• _Objetivo da tarefa_: Segundo o trecho do documento, qual princípio bastaria para refatorar o código do exemplo dos provedores de nuvem?

• _Trecho do documento_:
● ● ● ● ● ● ●
Um dos primeiros exemplos que vi abordando a temática do ISP me fez acender a luz amarela. Tratava-se de um exemplo no qual havia sido definida uma interface para provedores de nuvem. Além dos dois métodos esperados – storeFile e getFile – também havia métodos específicos para registro na nuvem – createServer, por exemplo. O exemplo seguia com uma classe que abstraia o acesso à nuvem da Amazon. Até aí, perfeito. Depois, implementando a mesma interface, temos uma abstração do Dropbox. Tudo errado, afinal não é possível criar um servidor no Dropbox.

Com certeza esse design está errado. Mas não é de Interface Segregation Principle que estamos falando aqui. Se for aplicado o princípio da Single Responsibility Principle, já seria o suficiente para refatorar esse código a contento e melhorar o projeto da classe. Em tempo, se observarmos o exemplo proposto, ele não é sobre a instância A utilizando uma instância B. Como veremos adiante, o ISP é sobre a relação de consumo das classes e não sobre implementação de interfaces.
● ● ● ● ● ● ●
• _Dados disponíveis_:
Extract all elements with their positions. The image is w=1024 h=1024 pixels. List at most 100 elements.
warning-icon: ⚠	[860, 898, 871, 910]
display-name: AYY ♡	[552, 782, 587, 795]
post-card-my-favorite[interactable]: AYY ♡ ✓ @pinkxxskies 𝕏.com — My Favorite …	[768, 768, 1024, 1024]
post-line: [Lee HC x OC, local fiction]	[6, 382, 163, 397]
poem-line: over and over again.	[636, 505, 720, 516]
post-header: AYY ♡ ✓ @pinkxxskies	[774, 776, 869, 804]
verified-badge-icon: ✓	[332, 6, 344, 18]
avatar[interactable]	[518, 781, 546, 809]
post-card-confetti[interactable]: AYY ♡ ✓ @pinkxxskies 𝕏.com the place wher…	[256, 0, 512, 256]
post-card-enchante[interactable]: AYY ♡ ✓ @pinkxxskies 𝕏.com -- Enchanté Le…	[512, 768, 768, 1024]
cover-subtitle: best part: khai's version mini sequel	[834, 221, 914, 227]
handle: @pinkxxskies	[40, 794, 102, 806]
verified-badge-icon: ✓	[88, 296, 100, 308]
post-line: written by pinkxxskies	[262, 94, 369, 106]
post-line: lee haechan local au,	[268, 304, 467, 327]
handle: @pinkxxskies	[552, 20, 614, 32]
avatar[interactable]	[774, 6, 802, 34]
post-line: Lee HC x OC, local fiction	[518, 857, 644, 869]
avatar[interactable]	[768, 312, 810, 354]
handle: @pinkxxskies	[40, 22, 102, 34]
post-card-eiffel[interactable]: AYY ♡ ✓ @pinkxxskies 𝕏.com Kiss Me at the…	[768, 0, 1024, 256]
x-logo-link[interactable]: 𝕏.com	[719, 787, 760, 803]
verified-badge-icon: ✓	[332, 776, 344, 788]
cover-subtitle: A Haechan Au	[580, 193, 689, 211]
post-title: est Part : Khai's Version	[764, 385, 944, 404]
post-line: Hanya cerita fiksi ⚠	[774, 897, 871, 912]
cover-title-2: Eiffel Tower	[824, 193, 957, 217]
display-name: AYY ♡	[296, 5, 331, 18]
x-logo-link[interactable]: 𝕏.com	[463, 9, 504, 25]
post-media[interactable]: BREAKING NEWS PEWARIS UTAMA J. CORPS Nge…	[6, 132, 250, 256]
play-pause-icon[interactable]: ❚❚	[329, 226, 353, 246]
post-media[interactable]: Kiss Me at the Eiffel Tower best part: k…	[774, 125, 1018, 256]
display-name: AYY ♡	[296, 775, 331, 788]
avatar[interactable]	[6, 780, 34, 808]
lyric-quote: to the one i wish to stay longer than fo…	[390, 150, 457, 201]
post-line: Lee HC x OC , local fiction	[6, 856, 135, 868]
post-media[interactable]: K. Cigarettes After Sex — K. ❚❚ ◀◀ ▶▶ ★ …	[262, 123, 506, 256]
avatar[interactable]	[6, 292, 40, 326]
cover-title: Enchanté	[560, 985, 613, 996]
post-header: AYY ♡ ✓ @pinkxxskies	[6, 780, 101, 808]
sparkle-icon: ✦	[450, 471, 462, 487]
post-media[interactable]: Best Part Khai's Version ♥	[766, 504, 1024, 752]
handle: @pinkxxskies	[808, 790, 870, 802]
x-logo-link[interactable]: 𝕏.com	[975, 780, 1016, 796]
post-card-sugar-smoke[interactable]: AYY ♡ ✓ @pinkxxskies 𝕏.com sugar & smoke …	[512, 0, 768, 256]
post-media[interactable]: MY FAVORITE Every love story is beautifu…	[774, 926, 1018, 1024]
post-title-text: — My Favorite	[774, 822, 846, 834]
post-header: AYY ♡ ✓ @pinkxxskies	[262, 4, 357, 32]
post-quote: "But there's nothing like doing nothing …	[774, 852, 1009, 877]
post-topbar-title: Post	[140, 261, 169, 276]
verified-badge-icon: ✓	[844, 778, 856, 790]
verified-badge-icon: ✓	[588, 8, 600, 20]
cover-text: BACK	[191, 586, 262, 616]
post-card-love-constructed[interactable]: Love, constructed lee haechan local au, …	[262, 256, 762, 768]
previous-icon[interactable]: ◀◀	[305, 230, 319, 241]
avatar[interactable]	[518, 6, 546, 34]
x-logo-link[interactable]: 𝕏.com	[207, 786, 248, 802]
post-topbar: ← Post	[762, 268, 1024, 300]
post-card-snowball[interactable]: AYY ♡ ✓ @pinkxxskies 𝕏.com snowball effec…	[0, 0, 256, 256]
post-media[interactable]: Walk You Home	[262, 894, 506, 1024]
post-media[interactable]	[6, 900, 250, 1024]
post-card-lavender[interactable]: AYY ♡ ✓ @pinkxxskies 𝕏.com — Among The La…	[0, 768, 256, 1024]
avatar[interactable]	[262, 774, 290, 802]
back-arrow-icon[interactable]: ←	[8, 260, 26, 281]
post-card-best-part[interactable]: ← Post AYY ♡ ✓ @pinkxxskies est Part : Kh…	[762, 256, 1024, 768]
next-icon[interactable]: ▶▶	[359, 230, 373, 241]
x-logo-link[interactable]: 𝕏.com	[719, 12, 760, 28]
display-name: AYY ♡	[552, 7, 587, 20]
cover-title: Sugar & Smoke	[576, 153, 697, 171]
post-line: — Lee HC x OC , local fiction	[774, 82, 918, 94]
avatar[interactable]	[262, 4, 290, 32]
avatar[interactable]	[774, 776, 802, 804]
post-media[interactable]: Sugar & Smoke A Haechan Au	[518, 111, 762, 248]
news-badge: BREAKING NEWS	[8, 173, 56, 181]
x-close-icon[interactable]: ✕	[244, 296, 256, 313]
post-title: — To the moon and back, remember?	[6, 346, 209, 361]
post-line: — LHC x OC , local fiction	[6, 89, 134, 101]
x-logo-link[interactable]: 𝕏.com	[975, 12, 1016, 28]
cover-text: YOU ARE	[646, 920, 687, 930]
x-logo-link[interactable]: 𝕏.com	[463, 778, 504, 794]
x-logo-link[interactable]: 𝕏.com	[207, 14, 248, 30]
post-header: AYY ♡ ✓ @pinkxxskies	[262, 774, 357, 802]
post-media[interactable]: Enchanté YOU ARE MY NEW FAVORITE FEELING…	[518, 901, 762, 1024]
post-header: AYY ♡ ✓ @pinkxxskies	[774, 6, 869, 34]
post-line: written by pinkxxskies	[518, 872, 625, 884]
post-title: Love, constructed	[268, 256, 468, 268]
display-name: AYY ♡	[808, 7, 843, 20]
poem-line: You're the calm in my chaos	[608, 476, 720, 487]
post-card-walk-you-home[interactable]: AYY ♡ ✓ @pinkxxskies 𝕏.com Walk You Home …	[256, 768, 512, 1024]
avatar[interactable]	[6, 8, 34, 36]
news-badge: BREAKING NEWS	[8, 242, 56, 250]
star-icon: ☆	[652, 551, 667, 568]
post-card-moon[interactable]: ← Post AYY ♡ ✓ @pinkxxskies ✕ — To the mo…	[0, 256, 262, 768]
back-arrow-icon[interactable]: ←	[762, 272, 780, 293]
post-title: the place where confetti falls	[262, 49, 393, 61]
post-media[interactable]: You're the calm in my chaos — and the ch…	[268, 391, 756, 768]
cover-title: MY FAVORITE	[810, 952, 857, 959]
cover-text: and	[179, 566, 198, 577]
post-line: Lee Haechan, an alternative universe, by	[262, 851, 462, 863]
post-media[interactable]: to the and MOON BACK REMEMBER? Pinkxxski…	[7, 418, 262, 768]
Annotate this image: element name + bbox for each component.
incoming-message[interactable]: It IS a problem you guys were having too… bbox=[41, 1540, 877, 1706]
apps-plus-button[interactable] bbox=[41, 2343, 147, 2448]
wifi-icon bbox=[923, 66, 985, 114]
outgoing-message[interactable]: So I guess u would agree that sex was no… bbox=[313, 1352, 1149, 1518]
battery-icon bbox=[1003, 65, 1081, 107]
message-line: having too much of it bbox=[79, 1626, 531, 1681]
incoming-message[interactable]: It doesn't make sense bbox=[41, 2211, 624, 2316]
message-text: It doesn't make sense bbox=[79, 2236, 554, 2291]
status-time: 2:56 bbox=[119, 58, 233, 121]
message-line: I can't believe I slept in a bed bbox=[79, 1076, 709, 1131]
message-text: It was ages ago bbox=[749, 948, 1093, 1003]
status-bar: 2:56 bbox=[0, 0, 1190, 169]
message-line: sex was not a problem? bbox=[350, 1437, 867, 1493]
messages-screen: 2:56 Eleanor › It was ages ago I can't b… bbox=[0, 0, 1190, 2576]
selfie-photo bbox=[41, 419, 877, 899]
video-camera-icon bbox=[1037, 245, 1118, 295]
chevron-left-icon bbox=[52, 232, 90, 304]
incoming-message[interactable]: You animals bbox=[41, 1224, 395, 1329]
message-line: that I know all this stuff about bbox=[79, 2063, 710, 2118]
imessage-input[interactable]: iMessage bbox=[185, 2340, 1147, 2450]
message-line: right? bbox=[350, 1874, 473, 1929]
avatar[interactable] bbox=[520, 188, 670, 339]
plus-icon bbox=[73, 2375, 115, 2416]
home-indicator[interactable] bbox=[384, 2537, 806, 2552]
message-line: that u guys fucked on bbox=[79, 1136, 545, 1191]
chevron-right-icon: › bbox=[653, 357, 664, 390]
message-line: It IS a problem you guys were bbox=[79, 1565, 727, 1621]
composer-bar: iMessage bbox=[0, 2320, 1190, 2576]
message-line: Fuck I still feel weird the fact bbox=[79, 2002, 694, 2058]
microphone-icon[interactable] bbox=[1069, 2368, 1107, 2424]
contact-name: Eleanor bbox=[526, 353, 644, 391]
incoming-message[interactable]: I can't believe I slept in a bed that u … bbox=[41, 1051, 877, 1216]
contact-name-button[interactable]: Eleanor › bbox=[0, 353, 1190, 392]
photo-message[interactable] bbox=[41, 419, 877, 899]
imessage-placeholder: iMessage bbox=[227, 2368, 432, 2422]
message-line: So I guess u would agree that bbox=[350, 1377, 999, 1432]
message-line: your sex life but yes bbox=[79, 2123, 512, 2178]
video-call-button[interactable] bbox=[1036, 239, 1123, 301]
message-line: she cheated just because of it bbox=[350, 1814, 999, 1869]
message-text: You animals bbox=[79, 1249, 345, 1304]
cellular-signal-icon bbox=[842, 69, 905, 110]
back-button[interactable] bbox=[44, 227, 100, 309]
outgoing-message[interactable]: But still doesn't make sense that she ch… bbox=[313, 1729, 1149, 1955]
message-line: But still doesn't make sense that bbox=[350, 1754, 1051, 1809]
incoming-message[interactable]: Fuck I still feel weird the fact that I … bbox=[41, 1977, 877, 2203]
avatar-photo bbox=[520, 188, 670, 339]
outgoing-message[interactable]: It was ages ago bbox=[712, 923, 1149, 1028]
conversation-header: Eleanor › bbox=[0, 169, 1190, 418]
● ● ● ● ● ● ●
• _Resolução da tarefa_: O Single Responsibility Principle.